- **DATA SUPPLIED**
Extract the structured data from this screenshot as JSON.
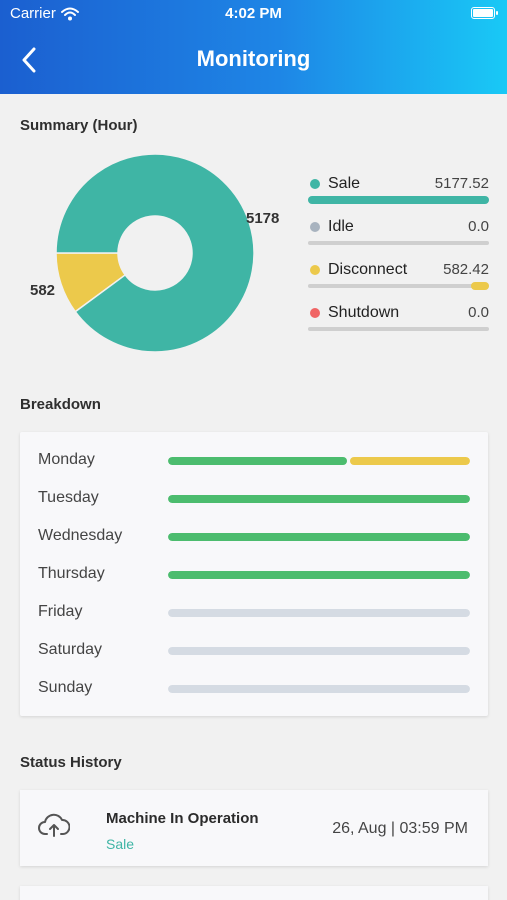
{
  "status_bar": {
    "carrier": "Carrier",
    "time": "4:02 PM"
  },
  "header": {
    "title": "Monitoring",
    "back_icon": "chevron-left-icon"
  },
  "summary": {
    "title": "Summary (Hour)",
    "donut_labels": {
      "sale": "5178",
      "disconnect": "582"
    },
    "legend": [
      {
        "name": "Sale",
        "value": "5177.52",
        "color": "#3fb5a5",
        "fraction": 1.0
      },
      {
        "name": "Idle",
        "value": "0.0",
        "color": "#a8b3bf",
        "fraction": 0.0
      },
      {
        "name": "Disconnect",
        "value": "582.42",
        "color": "#ecc94b",
        "fraction": 0.1
      },
      {
        "name": "Shutdown",
        "value": "0.0",
        "color": "#f06464",
        "fraction": 0.0
      }
    ]
  },
  "chart_data": {
    "type": "pie",
    "categories": [
      "Sale",
      "Disconnect"
    ],
    "values": [
      5178,
      582
    ],
    "colors": [
      "#3fb5a5",
      "#ecc94b"
    ],
    "donut": true
  },
  "breakdown": {
    "title": "Breakdown",
    "days": [
      {
        "label": "Monday",
        "segments": [
          {
            "fraction": 0.6,
            "color": "#4cbc6e"
          },
          {
            "fraction": 0.4,
            "color": "#ecc94b"
          }
        ]
      },
      {
        "label": "Tuesday",
        "segments": [
          {
            "fraction": 1.0,
            "color": "#4cbc6e"
          }
        ]
      },
      {
        "label": "Wednesday",
        "segments": [
          {
            "fraction": 1.0,
            "color": "#4cbc6e"
          }
        ]
      },
      {
        "label": "Thursday",
        "segments": [
          {
            "fraction": 1.0,
            "color": "#4cbc6e"
          }
        ]
      },
      {
        "label": "Friday",
        "segments": [
          {
            "fraction": 1.0,
            "color": "#d5dbe3"
          }
        ]
      },
      {
        "label": "Saturday",
        "segments": [
          {
            "fraction": 1.0,
            "color": "#d5dbe3"
          }
        ]
      },
      {
        "label": "Sunday",
        "segments": [
          {
            "fraction": 1.0,
            "color": "#d5dbe3"
          }
        ]
      }
    ]
  },
  "status_history": {
    "title": "Status History",
    "items": [
      {
        "icon": "cloud-upload-icon",
        "title": "Machine In Operation",
        "status": "Sale",
        "time": "26, Aug | 03:59 PM"
      }
    ]
  }
}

- **EXERCISE BRIEF**
From the listing, extract all text exactly as given and drop any picture.

- **FINISHED ANSWER**
Extract the structured data from this screenshot as JSON.
{
  "status_bar": {
    "carrier": "Carrier",
    "time": "4:02 PM"
  },
  "header": {
    "title": "Monitoring",
    "back_icon": "chevron-left-icon"
  },
  "summary": {
    "title": "Summary (Hour)",
    "donut_labels": {
      "sale": "5178",
      "disconnect": "582"
    },
    "legend": [
      {
        "name": "Sale",
        "value": "5177.52",
        "color": "#3fb5a5",
        "fraction": 1.0
      },
      {
        "name": "Idle",
        "value": "0.0",
        "color": "#a8b3bf",
        "fraction": 0.0
      },
      {
        "name": "Disconnect",
        "value": "582.42",
        "color": "#ecc94b",
        "fraction": 0.1
      },
      {
        "name": "Shutdown",
        "value": "0.0",
        "color": "#f06464",
        "fraction": 0.0
      }
    ]
  },
  "chart_data": {
    "type": "pie",
    "categories": [
      "Sale",
      "Disconnect"
    ],
    "values": [
      5178,
      582
    ],
    "colors": [
      "#3fb5a5",
      "#ecc94b"
    ],
    "donut": true
  },
  "breakdown": {
    "title": "Breakdown",
    "days": [
      {
        "label": "Monday",
        "segments": [
          {
            "fraction": 0.6,
            "color": "#4cbc6e"
          },
          {
            "fraction": 0.4,
            "color": "#ecc94b"
          }
        ]
      },
      {
        "label": "Tuesday",
        "segments": [
          {
            "fraction": 1.0,
            "color": "#4cbc6e"
          }
        ]
      },
      {
        "label": "Wednesday",
        "segments": [
          {
            "fraction": 1.0,
            "color": "#4cbc6e"
          }
        ]
      },
      {
        "label": "Thursday",
        "segments": [
          {
            "fraction": 1.0,
            "color": "#4cbc6e"
          }
        ]
      },
      {
        "label": "Friday",
        "segments": [
          {
            "fraction": 1.0,
            "color": "#d5dbe3"
          }
        ]
      },
      {
        "label": "Saturday",
        "segments": [
          {
            "fraction": 1.0,
            "color": "#d5dbe3"
          }
        ]
      },
      {
        "label": "Sunday",
        "segments": [
          {
            "fraction": 1.0,
            "color": "#d5dbe3"
          }
        ]
      }
    ]
  },
  "status_history": {
    "title": "Status History",
    "items": [
      {
        "icon": "cloud-upload-icon",
        "title": "Machine In Operation",
        "status": "Sale",
        "time": "26, Aug | 03:59 PM"
      }
    ]
  }
}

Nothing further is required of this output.